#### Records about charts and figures
— start —
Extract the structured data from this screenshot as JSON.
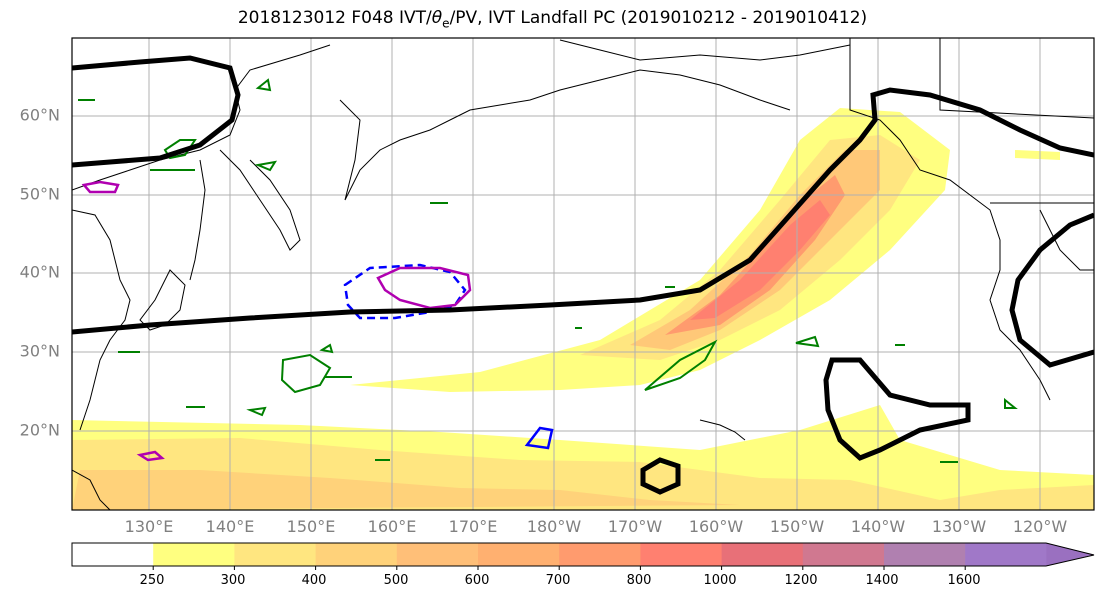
{
  "title": {
    "prefix": "2018123012 F048 IVT/",
    "theta": "θ",
    "theta_sub": "e",
    "suffix": "/PV, IVT Landfall PC (2019010212 - 2019010412)"
  },
  "map": {
    "lat_labels": [
      "60°N",
      "50°N",
      "40°N",
      "30°N",
      "20°N"
    ],
    "lon_labels": [
      "130°E",
      "140°E",
      "150°E",
      "160°E",
      "170°E",
      "180°W",
      "170°W",
      "160°W",
      "150°W",
      "140°W",
      "130°W",
      "120°W"
    ],
    "colors": {
      "coast": "#000000",
      "pc_contour": "#000000",
      "pv_pos": "#008000",
      "pv_neg": "#0000ff",
      "theta": "#b000b0"
    }
  },
  "colorbar": {
    "ticks": [
      "250",
      "300",
      "400",
      "500",
      "600",
      "700",
      "800",
      "1000",
      "1200",
      "1400",
      "1600"
    ],
    "colors": [
      "#ffffff",
      "#ffff80",
      "#ffe680",
      "#ffd27a",
      "#ffbf78",
      "#ffb070",
      "#ff9b6e",
      "#ff8070",
      "#e87078",
      "#d07890",
      "#b080b0",
      "#a078c8",
      "#9a70c0"
    ]
  }
}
— end —
#### EXERCISE AIM
Repeat all the records above exactly, leaving out any pictures.

#### PROBLEM SOLUTION
Extract the structured data from this screenshot as JSON.
{
  "title": {
    "prefix": "2018123012 F048 IVT/",
    "theta": "θ",
    "theta_sub": "e",
    "suffix": "/PV, IVT Landfall PC (2019010212 - 2019010412)"
  },
  "map": {
    "lat_labels": [
      "60°N",
      "50°N",
      "40°N",
      "30°N",
      "20°N"
    ],
    "lon_labels": [
      "130°E",
      "140°E",
      "150°E",
      "160°E",
      "170°E",
      "180°W",
      "170°W",
      "160°W",
      "150°W",
      "140°W",
      "130°W",
      "120°W"
    ],
    "colors": {
      "coast": "#000000",
      "pc_contour": "#000000",
      "pv_pos": "#008000",
      "pv_neg": "#0000ff",
      "theta": "#b000b0"
    }
  },
  "colorbar": {
    "ticks": [
      "250",
      "300",
      "400",
      "500",
      "600",
      "700",
      "800",
      "1000",
      "1200",
      "1400",
      "1600"
    ],
    "colors": [
      "#ffffff",
      "#ffff80",
      "#ffe680",
      "#ffd27a",
      "#ffbf78",
      "#ffb070",
      "#ff9b6e",
      "#ff8070",
      "#e87078",
      "#d07890",
      "#b080b0",
      "#a078c8",
      "#9a70c0"
    ]
  }
}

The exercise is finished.